## Begin

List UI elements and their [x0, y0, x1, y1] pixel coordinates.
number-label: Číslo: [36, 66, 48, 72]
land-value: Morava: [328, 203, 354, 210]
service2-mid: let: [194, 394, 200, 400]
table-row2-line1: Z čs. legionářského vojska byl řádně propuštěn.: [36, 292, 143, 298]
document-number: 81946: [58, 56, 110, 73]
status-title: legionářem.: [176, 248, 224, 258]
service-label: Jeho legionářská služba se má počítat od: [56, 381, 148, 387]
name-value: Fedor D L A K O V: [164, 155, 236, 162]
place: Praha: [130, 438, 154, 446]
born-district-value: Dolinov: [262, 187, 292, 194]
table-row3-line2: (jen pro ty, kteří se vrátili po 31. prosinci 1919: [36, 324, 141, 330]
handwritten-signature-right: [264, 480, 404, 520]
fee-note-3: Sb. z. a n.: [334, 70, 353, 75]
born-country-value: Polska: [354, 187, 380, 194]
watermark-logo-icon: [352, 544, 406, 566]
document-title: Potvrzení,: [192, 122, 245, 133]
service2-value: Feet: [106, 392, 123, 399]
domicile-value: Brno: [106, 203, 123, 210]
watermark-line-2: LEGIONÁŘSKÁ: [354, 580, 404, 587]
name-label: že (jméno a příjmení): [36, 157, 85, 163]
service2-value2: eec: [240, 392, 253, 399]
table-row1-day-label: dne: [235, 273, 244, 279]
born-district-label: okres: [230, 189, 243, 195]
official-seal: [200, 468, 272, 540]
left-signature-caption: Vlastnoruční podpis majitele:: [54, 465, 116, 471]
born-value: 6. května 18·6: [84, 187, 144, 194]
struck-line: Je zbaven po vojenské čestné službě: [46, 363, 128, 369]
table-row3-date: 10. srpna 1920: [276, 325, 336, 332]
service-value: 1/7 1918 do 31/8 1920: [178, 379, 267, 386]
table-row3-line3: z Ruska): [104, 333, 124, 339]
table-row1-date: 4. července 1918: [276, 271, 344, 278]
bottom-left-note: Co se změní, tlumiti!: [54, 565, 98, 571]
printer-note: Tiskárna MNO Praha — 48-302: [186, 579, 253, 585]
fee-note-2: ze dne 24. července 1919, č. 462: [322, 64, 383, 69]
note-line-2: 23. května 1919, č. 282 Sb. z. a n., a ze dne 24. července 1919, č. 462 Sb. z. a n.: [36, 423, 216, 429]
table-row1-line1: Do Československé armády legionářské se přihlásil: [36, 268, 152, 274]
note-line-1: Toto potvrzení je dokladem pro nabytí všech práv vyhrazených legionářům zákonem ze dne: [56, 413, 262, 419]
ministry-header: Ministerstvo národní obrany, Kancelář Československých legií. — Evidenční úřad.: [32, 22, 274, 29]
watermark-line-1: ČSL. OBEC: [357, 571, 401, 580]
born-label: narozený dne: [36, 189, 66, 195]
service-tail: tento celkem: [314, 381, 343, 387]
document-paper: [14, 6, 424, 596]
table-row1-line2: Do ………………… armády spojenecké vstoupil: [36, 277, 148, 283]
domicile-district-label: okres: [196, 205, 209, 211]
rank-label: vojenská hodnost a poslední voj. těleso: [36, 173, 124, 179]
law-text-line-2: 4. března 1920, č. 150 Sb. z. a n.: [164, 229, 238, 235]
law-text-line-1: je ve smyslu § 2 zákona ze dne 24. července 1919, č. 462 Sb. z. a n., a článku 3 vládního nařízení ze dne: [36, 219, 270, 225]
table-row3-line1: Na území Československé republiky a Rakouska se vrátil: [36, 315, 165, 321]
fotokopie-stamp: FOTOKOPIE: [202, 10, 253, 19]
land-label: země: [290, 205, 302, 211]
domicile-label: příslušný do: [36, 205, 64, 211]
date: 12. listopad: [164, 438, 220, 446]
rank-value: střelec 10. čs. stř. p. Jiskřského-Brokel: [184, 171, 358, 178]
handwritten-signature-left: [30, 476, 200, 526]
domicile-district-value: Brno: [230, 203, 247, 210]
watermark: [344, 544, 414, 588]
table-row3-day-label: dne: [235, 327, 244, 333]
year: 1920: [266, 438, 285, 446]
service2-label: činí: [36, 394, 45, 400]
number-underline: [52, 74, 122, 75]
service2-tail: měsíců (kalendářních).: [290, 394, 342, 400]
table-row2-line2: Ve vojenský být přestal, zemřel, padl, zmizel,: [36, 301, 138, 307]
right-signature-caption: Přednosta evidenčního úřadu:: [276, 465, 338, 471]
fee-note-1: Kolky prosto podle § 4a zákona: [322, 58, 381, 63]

## End

WORK TO COMPLETE -
Rewrite the items above, replacing each "okres" with "district" and leaving everything else unchanged.

WRITTEN RESPONSE -
List UI elements and their [x0, y0, x1, y1] pixel coordinates.
number-label: Číslo: [36, 66, 48, 72]
land-value: Morava: [328, 203, 354, 210]
service2-mid: let: [194, 394, 200, 400]
table-row2-line1: Z čs. legionářského vojska byl řádně propuštěn.: [36, 292, 143, 298]
document-number: 81946: [58, 56, 110, 73]
status-title: legionářem.: [176, 248, 224, 258]
service-label: Jeho legionářská služba se má počítat od: [56, 381, 148, 387]
name-value: Fedor D L A K O V: [164, 155, 236, 162]
place: Praha: [130, 438, 154, 446]
born-district-value: Dolinov: [262, 187, 292, 194]
table-row3-line2: (jen pro ty, kteří se vrátili po 31. prosinci 1919: [36, 324, 141, 330]
handwritten-signature-right: [264, 480, 404, 520]
fee-note-3: Sb. z. a n.: [334, 70, 353, 75]
born-country-value: Polska: [354, 187, 380, 194]
watermark-logo-icon: [352, 544, 406, 566]
document-title: Potvrzení,: [192, 122, 245, 133]
service2-value: Feet: [106, 392, 123, 399]
domicile-value: Brno: [106, 203, 123, 210]
watermark-line-2: LEGIONÁŘSKÁ: [354, 580, 404, 587]
name-label: že (jméno a příjmení): [36, 157, 85, 163]
service2-value2: eec: [240, 392, 253, 399]
table-row1-day-label: dne: [235, 273, 244, 279]
born-district-label: district: [230, 189, 243, 195]
official-seal: [200, 468, 272, 540]
left-signature-caption: Vlastnoruční podpis majitele:: [54, 465, 116, 471]
born-value: 6. května 18·6: [84, 187, 144, 194]
struck-line: Je zbaven po vojenské čestné službě: [46, 363, 128, 369]
table-row3-date: 10. srpna 1920: [276, 325, 336, 332]
service-value: 1/7 1918 do 31/8 1920: [178, 379, 267, 386]
table-row3-line3: z Ruska): [104, 333, 124, 339]
table-row1-date: 4. července 1918: [276, 271, 344, 278]
bottom-left-note: Co se změní, tlumiti!: [54, 565, 98, 571]
printer-note: Tiskárna MNO Praha — 48-302: [186, 579, 253, 585]
fee-note-2: ze dne 24. července 1919, č. 462: [322, 64, 383, 69]
note-line-2: 23. května 1919, č. 282 Sb. z. a n., a ze dne 24. července 1919, č. 462 Sb. z. a n.: [36, 423, 216, 429]
table-row1-line1: Do Československé armády legionářské se přihlásil: [36, 268, 152, 274]
note-line-1: Toto potvrzení je dokladem pro nabytí všech práv vyhrazených legionářům zákonem ze dne: [56, 413, 262, 419]
ministry-header: Ministerstvo národní obrany, Kancelář Československých legií. — Evidenční úřad.: [32, 22, 274, 29]
watermark-line-1: ČSL. OBEC: [357, 571, 401, 580]
born-label: narozený dne: [36, 189, 66, 195]
service-tail: tento celkem: [314, 381, 343, 387]
document-paper: [14, 6, 424, 596]
table-row1-line2: Do ………………… armády spojenecké vstoupil: [36, 277, 148, 283]
domicile-district-label: district: [196, 205, 209, 211]
rank-label: vojenská hodnost a poslední voj. těleso: [36, 173, 124, 179]
law-text-line-2: 4. března 1920, č. 150 Sb. z. a n.: [164, 229, 238, 235]
law-text-line-1: je ve smyslu § 2 zákona ze dne 24. července 1919, č. 462 Sb. z. a n., a článku 3 vládního nařízení ze dne: [36, 219, 270, 225]
table-row3-line1: Na území Československé republiky a Rakouska se vrátil: [36, 315, 165, 321]
fotokopie-stamp: FOTOKOPIE: [202, 10, 253, 19]
land-label: země: [290, 205, 302, 211]
domicile-label: příslušný do: [36, 205, 64, 211]
date: 12. listopad: [164, 438, 220, 446]
rank-value: střelec 10. čs. stř. p. Jiskřského-Brokel: [184, 171, 358, 178]
handwritten-signature-left: [30, 476, 200, 526]
domicile-district-value: Brno: [230, 203, 247, 210]
watermark: [344, 544, 414, 588]
table-row3-day-label: dne: [235, 327, 244, 333]
year: 1920: [266, 438, 285, 446]
service2-label: činí: [36, 394, 45, 400]
number-underline: [52, 74, 122, 75]
service2-tail: měsíců (kalendářních).: [290, 394, 342, 400]
table-row2-line2: Ve vojenský být přestal, zemřel, padl, zmizel,: [36, 301, 138, 307]
right-signature-caption: Přednosta evidenčního úřadu:: [276, 465, 338, 471]
fee-note-1: Kolky prosto podle § 4a zákona: [322, 58, 381, 63]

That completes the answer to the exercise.